Given problem. Reproduce the records. Keep every word exact and include no images.

(Stored entries)
----
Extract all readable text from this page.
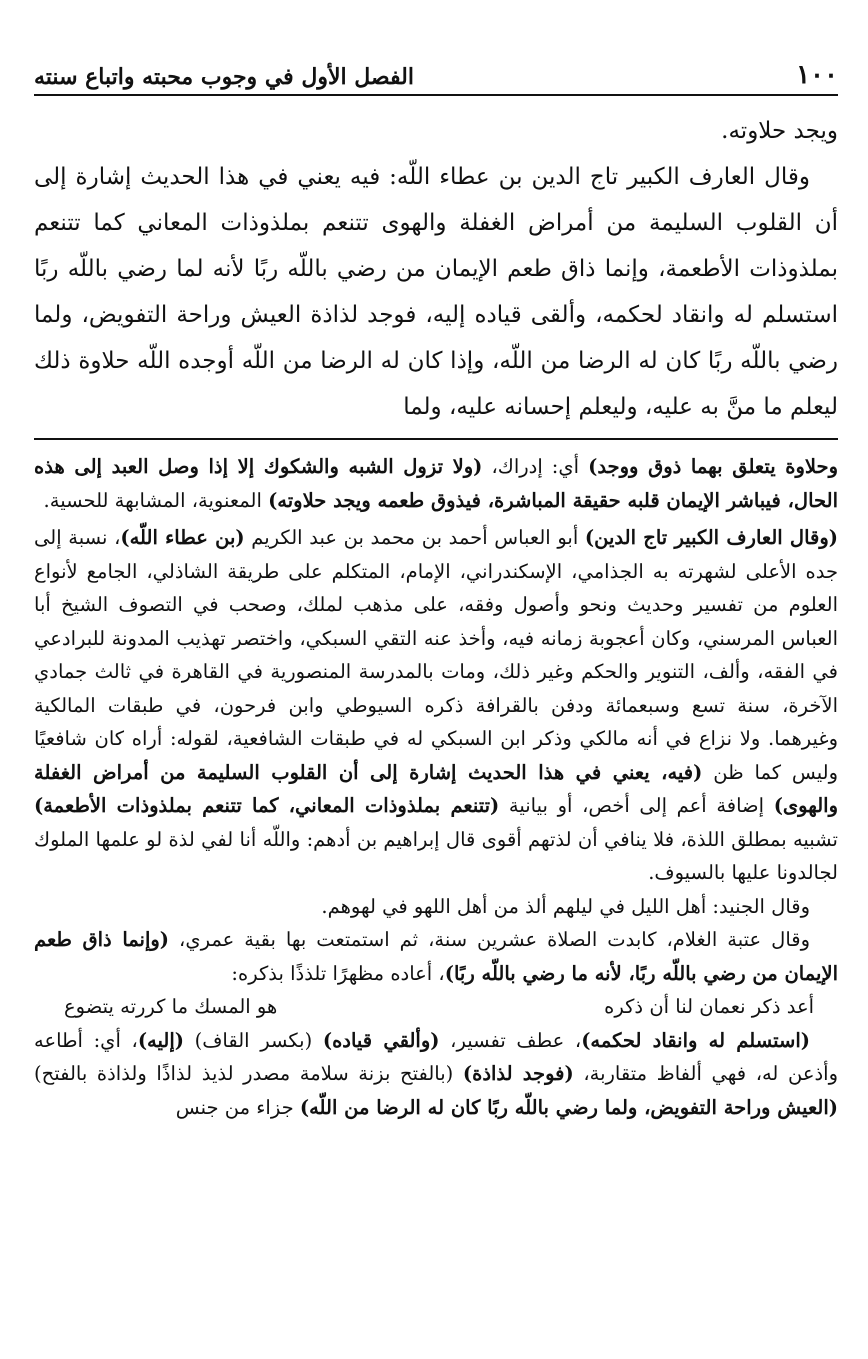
١٠٠
الفصل الأول في وجوب محبته واتباع سنته

ويجد حلاوته.

وقال العارف الكبير تاج الدين بن عطاء اللّه: فيه يعني في هذا الحديث إشارة إلى أن القلوب السليمة من أمراض الغفلة والهوى تتنعم بملذوذات المعاني كما تتنعم بملذوذات الأطعمة، وإنما ذاق طعم الإيمان من رضي باللّه ربًا لأنه لما رضي باللّه ربًا استسلم له وانقاد لحكمه، وألقى قياده إليه، فوجد لذاذة العيش وراحة التفويض، ولما رضي باللّه ربًا كان له الرضا من اللّه، وإذا كان له الرضا من اللّه أوجده اللّه حلاوة ذلك ليعلم ما منَّ به عليه، وليعلم إحسانه عليه، ولما

وحلاوة يتعلق بهما ذوق ووجد) أي: إدراك، (ولا تزول الشبه والشكوك إلا إذا وصل العبد إلى هذه الحال، فيباشر الإيمان قلبه حقيقة المباشرة، فيذوق طعمه ويجد حلاوته) المعنوية، المشابهة للحسية.

(وقال العارف الكبير تاج الدين) أبو العباس أحمد بن محمد بن عبد الكريم (بن عطاء اللّه)، نسبة إلى جده الأعلى لشهرته به الجذامي، الإسكندراني، الإمام، المتكلم على طريقة الشاذلي، الجامع لأنواع العلوم من تفسير وحديث ونحو وأصول وفقه، على مذهب لملك، وصحب في التصوف الشيخ أبا العباس المرسني، وكان أعجوبة زمانه فيه، وأخذ عنه التقي السبكي، واختصر تهذيب المدونة للبرادعي في الفقه، وألف، التنوير والحكم وغير ذلك، ومات بالمدرسة المنصورية في القاهرة في ثالث جمادي الآخرة، سنة تسع وسبعمائة ودفن بالقرافة ذكره السيوطي وابن فرحون، في طبقات المالكية وغيرهما. ولا نزاع في أنه مالكي وذكر ابن السبكي له في طبقات الشافعية، لقوله: أراه كان شافعيًا وليس كما ظن (فيه، يعني في هذا الحديث إشارة إلى أن القلوب السليمة من أمراض الغفلة والهوى) إضافة أعم إلى أخص، أو بيانية (تتنعم بملذوذات المعاني، كما تتنعم بملذوذات الأطعمة) تشبيه بمطلق اللذة، فلا ينافي أن لذتهم أقوى قال إبراهيم بن أدهم: واللّه أنا لفي لذة لو علمها الملوك لجالدونا عليها بالسيوف.

وقال الجنيد: أهل الليل في ليلهم ألذ من أهل اللهو في لهوهم.

وقال عتبة الغلام، كابدت الصلاة عشرين سنة، ثم استمتعت بها بقية عمري، (وإنما ذاق طعم الإيمان من رضي باللّه ربًا، لأنه ما رضي باللّه ربًا)، أعاده مظهرًا تلذذًا بذكره:

أعد ذكر نعمان لنا أن ذكره
هو المسك ما كررته يتضوع

(استسلم له وانقاد لحكمه)، عطف تفسير، (وألقي قياده) (بكسر القاف) (إليه)، أي: أطاعه وأذعن له، فهي ألفاظ متقاربة، (فوجد لذاذة) (بالفتح بزنة سلامة مصدر لذيذ لذاذًا ولذاذة بالفتح) (العيش وراحة التفويض، ولما رضي باللّه ربًا كان له الرضا من اللّه) جزاء من جنس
----
Solved problem.
Extract all readable text from this page.
١٠٠
الفصل الأول في وجوب محبته واتباع سنته

ويجد حلاوته.

وقال العارف الكبير تاج الدين بن عطاء اللّه: فيه يعني في هذا الحديث إشارة إلى أن القلوب السليمة من أمراض الغفلة والهوى تتنعم بملذوذات المعاني كما تتنعم بملذوذات الأطعمة، وإنما ذاق طعم الإيمان من رضي باللّه ربًا لأنه لما رضي باللّه ربًا استسلم له وانقاد لحكمه، وألقى قياده إليه، فوجد لذاذة العيش وراحة التفويض، ولما رضي باللّه ربًا كان له الرضا من اللّه، وإذا كان له الرضا من اللّه أوجده اللّه حلاوة ذلك ليعلم ما منَّ به عليه، وليعلم إحسانه عليه، ولما

وحلاوة يتعلق بهما ذوق ووجد) أي: إدراك، (ولا تزول الشبه والشكوك إلا إذا وصل العبد إلى هذه الحال، فيباشر الإيمان قلبه حقيقة المباشرة، فيذوق طعمه ويجد حلاوته) المعنوية، المشابهة للحسية.

(وقال العارف الكبير تاج الدين) أبو العباس أحمد بن محمد بن عبد الكريم (بن عطاء اللّه)، نسبة إلى جده الأعلى لشهرته به الجذامي، الإسكندراني، الإمام، المتكلم على طريقة الشاذلي، الجامع لأنواع العلوم من تفسير وحديث ونحو وأصول وفقه، على مذهب لملك، وصحب في التصوف الشيخ أبا العباس المرسني، وكان أعجوبة زمانه فيه، وأخذ عنه التقي السبكي، واختصر تهذيب المدونة للبرادعي في الفقه، وألف، التنوير والحكم وغير ذلك، ومات بالمدرسة المنصورية في القاهرة في ثالث جمادي الآخرة، سنة تسع وسبعمائة ودفن بالقرافة ذكره السيوطي وابن فرحون، في طبقات المالكية وغيرهما. ولا نزاع في أنه مالكي وذكر ابن السبكي له في طبقات الشافعية، لقوله: أراه كان شافعيًا وليس كما ظن (فيه، يعني في هذا الحديث إشارة إلى أن القلوب السليمة من أمراض الغفلة والهوى) إضافة أعم إلى أخص، أو بيانية (تتنعم بملذوذات المعاني، كما تتنعم بملذوذات الأطعمة) تشبيه بمطلق اللذة، فلا ينافي أن لذتهم أقوى قال إبراهيم بن أدهم: واللّه أنا لفي لذة لو علمها الملوك لجالدونا عليها بالسيوف.

وقال الجنيد: أهل الليل في ليلهم ألذ من أهل اللهو في لهوهم.

وقال عتبة الغلام، كابدت الصلاة عشرين سنة، ثم استمتعت بها بقية عمري، (وإنما ذاق طعم الإيمان من رضي باللّه ربًا، لأنه ما رضي باللّه ربًا)، أعاده مظهرًا تلذذًا بذكره:

أعد ذكر نعمان لنا أن ذكره
هو المسك ما كررته يتضوع

(استسلم له وانقاد لحكمه)، عطف تفسير، (وألقي قياده) (بكسر القاف) (إليه)، أي: أطاعه وأذعن له، فهي ألفاظ متقاربة، (فوجد لذاذة) (بالفتح بزنة سلامة مصدر لذيذ لذاذًا ولذاذة بالفتح) (العيش وراحة التفويض، ولما رضي باللّه ربًا كان له الرضا من اللّه) جزاء من جنس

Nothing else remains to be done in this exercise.